> **TASK DETAILS**
Exactly repeat the material, dropping only the pictures.

── DATA ROWS

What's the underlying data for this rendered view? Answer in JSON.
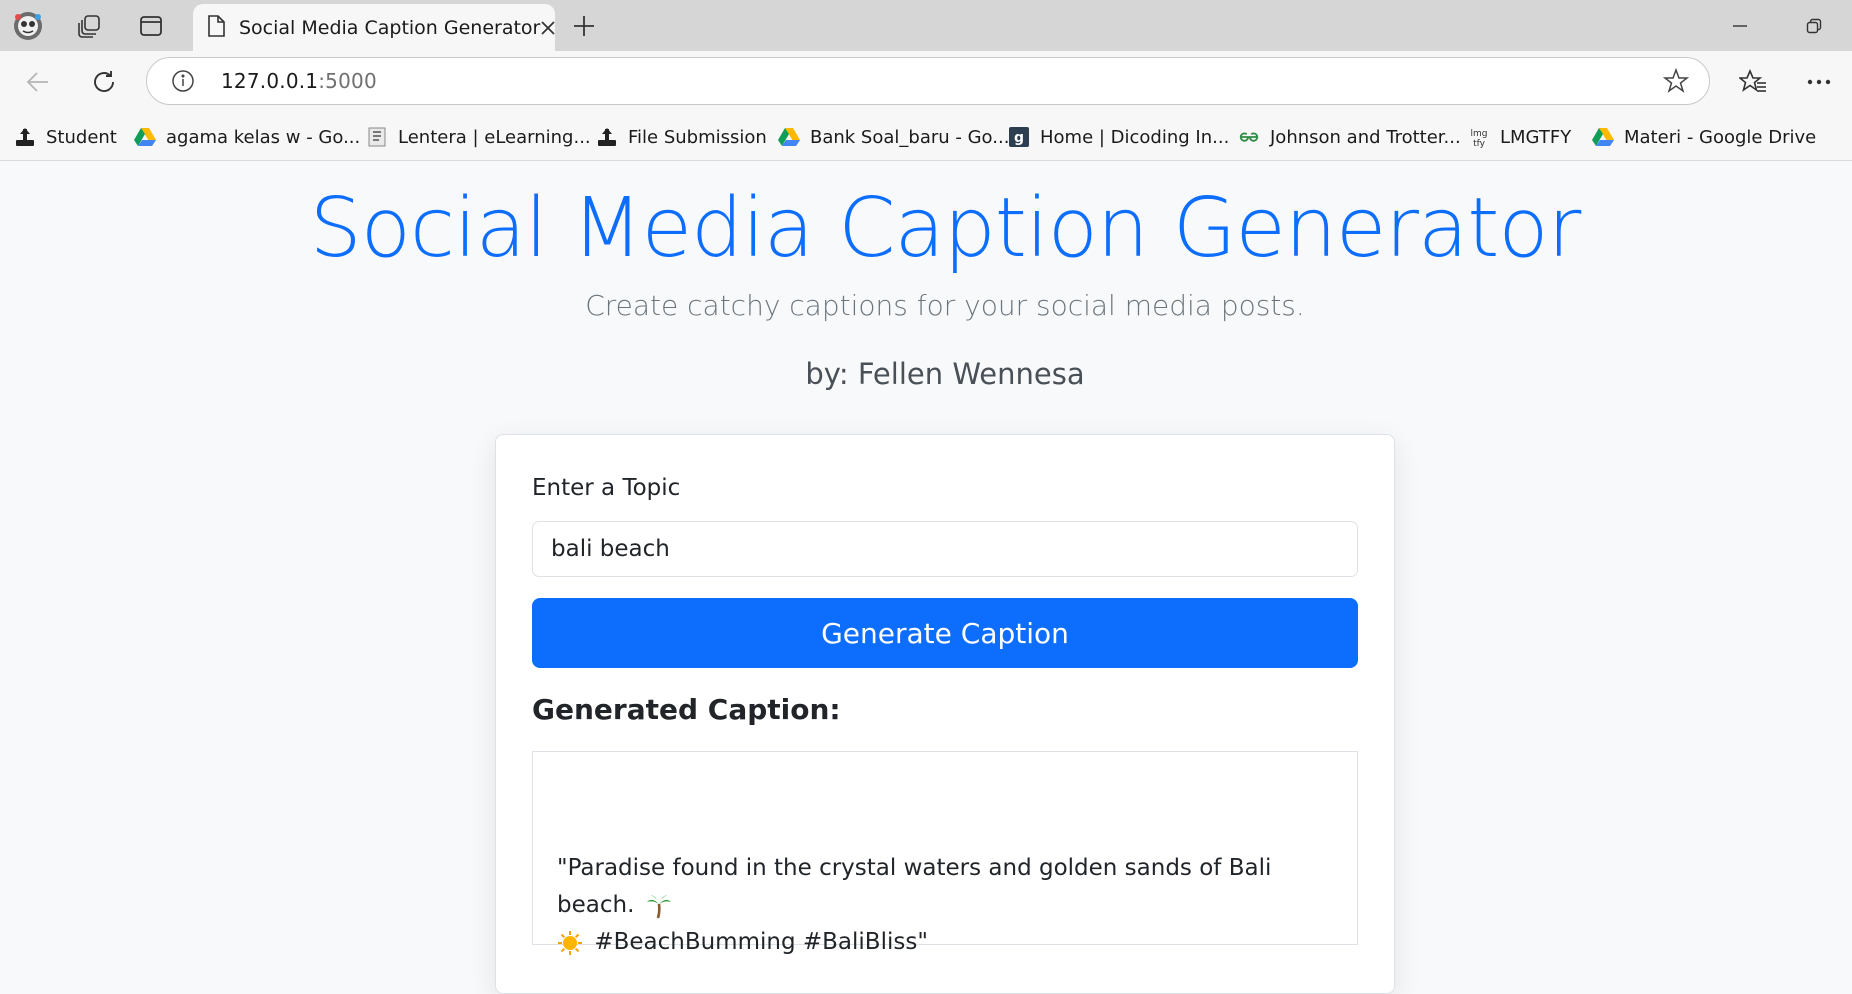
{
  "browser": {
    "tab": {
      "title": "Social Media Caption Generator"
    },
    "address": {
      "host": "127.0.0.1",
      "port": ":5000"
    },
    "bookmarks": [
      {
        "label": "Student",
        "icon": "github-icon"
      },
      {
        "label": "agama kelas w - Go...",
        "icon": "google-drive-icon"
      },
      {
        "label": "Lentera | eLearning...",
        "icon": "lentera-icon"
      },
      {
        "label": "File Submission",
        "icon": "github-icon"
      },
      {
        "label": "Bank Soal_baru - Go...",
        "icon": "google-drive-icon"
      },
      {
        "label": "Home | Dicoding In...",
        "icon": "dicoding-icon"
      },
      {
        "label": "Johnson and Trotter...",
        "icon": "geeksforgeeks-icon"
      },
      {
        "label": "LMGTFY",
        "icon": "lmgtfy-icon"
      },
      {
        "label": "Materi - Google Drive",
        "icon": "google-drive-icon"
      }
    ]
  },
  "page": {
    "title": "Social Media Caption Generator",
    "subtitle": "Create catchy captions for your social media posts.",
    "author": "by: Fellen Wennesa",
    "form": {
      "label": "Enter a Topic",
      "topic_value": "bali beach",
      "button_label": "Generate Caption"
    },
    "result": {
      "heading": "Generated Caption:",
      "caption_part1": "\"Paradise found in the crystal waters and golden sands of Bali beach.",
      "caption_part2": "#BeachBumming #BaliBliss\"",
      "emoji_1": "palm-tree-icon",
      "emoji_2": "sun-icon"
    }
  },
  "colors": {
    "accent": "#0d6efd",
    "page_bg": "#f8f9fa",
    "muted_text": "#6c757d"
  }
}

────

> **FINAL ANSWER**
What's the underlying data for this rendered view? Answer in JSON.
{
  "browser": {
    "tab": {
      "title": "Social Media Caption Generator"
    },
    "address": {
      "host": "127.0.0.1",
      "port": ":5000"
    },
    "bookmarks": [
      {
        "label": "Student",
        "icon": "github-icon"
      },
      {
        "label": "agama kelas w - Go...",
        "icon": "google-drive-icon"
      },
      {
        "label": "Lentera | eLearning...",
        "icon": "lentera-icon"
      },
      {
        "label": "File Submission",
        "icon": "github-icon"
      },
      {
        "label": "Bank Soal_baru - Go...",
        "icon": "google-drive-icon"
      },
      {
        "label": "Home | Dicoding In...",
        "icon": "dicoding-icon"
      },
      {
        "label": "Johnson and Trotter...",
        "icon": "geeksforgeeks-icon"
      },
      {
        "label": "LMGTFY",
        "icon": "lmgtfy-icon"
      },
      {
        "label": "Materi - Google Drive",
        "icon": "google-drive-icon"
      }
    ]
  },
  "page": {
    "title": "Social Media Caption Generator",
    "subtitle": "Create catchy captions for your social media posts.",
    "author": "by: Fellen Wennesa",
    "form": {
      "label": "Enter a Topic",
      "topic_value": "bali beach",
      "button_label": "Generate Caption"
    },
    "result": {
      "heading": "Generated Caption:",
      "caption_part1": "\"Paradise found in the crystal waters and golden sands of Bali beach.",
      "caption_part2": "#BeachBumming #BaliBliss\"",
      "emoji_1": "palm-tree-icon",
      "emoji_2": "sun-icon"
    }
  },
  "colors": {
    "accent": "#0d6efd",
    "page_bg": "#f8f9fa",
    "muted_text": "#6c757d"
  }
}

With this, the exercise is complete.